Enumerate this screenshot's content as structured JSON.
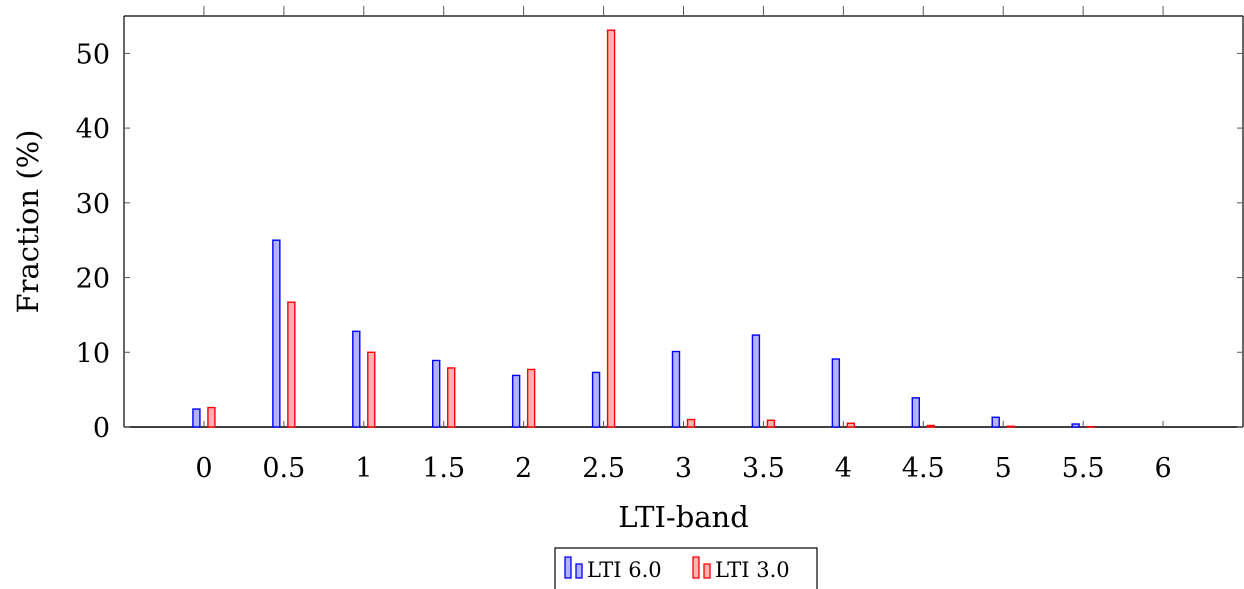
{
  "chart_data": {
    "type": "bar",
    "xlabel": "LTI-band",
    "ylabel": "Fraction (%)",
    "categories": [
      "0",
      "0.5",
      "1",
      "1.5",
      "2",
      "2.5",
      "3",
      "3.5",
      "4",
      "4.5",
      "5",
      "5.5",
      "6"
    ],
    "x": [
      0,
      0.5,
      1,
      1.5,
      2,
      2.5,
      3,
      3.5,
      4,
      4.5,
      5,
      5.5,
      6
    ],
    "xlim": [
      -0.5,
      6.5
    ],
    "ylim": [
      0,
      55
    ],
    "yticks": [
      0,
      10,
      20,
      30,
      40,
      50
    ],
    "grid": false,
    "legend_position": "bottom-center",
    "series": [
      {
        "name": "LTI 6.0",
        "stroke": "#0000ff",
        "fill": "#b2b2ff",
        "values": [
          2.4,
          25.0,
          12.8,
          8.9,
          6.9,
          7.3,
          10.1,
          12.3,
          9.1,
          3.9,
          1.3,
          0.4,
          0.0
        ]
      },
      {
        "name": "LTI 3.0",
        "stroke": "#ff0000",
        "fill": "#ffb2b2",
        "values": [
          2.6,
          16.7,
          10.0,
          7.9,
          7.7,
          53.1,
          1.0,
          0.9,
          0.5,
          0.2,
          0.1,
          0.05,
          0.0
        ]
      }
    ]
  }
}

What is being asked: Pictures are to be left out; repeat all the remaining data exactly.

Reply:
Enumerate this screenshot's content as structured JSON.
{
  "chart_data": {
    "type": "bar",
    "xlabel": "LTI-band",
    "ylabel": "Fraction (%)",
    "categories": [
      "0",
      "0.5",
      "1",
      "1.5",
      "2",
      "2.5",
      "3",
      "3.5",
      "4",
      "4.5",
      "5",
      "5.5",
      "6"
    ],
    "x": [
      0,
      0.5,
      1,
      1.5,
      2,
      2.5,
      3,
      3.5,
      4,
      4.5,
      5,
      5.5,
      6
    ],
    "xlim": [
      -0.5,
      6.5
    ],
    "ylim": [
      0,
      55
    ],
    "yticks": [
      0,
      10,
      20,
      30,
      40,
      50
    ],
    "grid": false,
    "legend_position": "bottom-center",
    "series": [
      {
        "name": "LTI 6.0",
        "stroke": "#0000ff",
        "fill": "#b2b2ff",
        "values": [
          2.4,
          25.0,
          12.8,
          8.9,
          6.9,
          7.3,
          10.1,
          12.3,
          9.1,
          3.9,
          1.3,
          0.4,
          0.0
        ]
      },
      {
        "name": "LTI 3.0",
        "stroke": "#ff0000",
        "fill": "#ffb2b2",
        "values": [
          2.6,
          16.7,
          10.0,
          7.9,
          7.7,
          53.1,
          1.0,
          0.9,
          0.5,
          0.2,
          0.1,
          0.05,
          0.0
        ]
      }
    ]
  }
}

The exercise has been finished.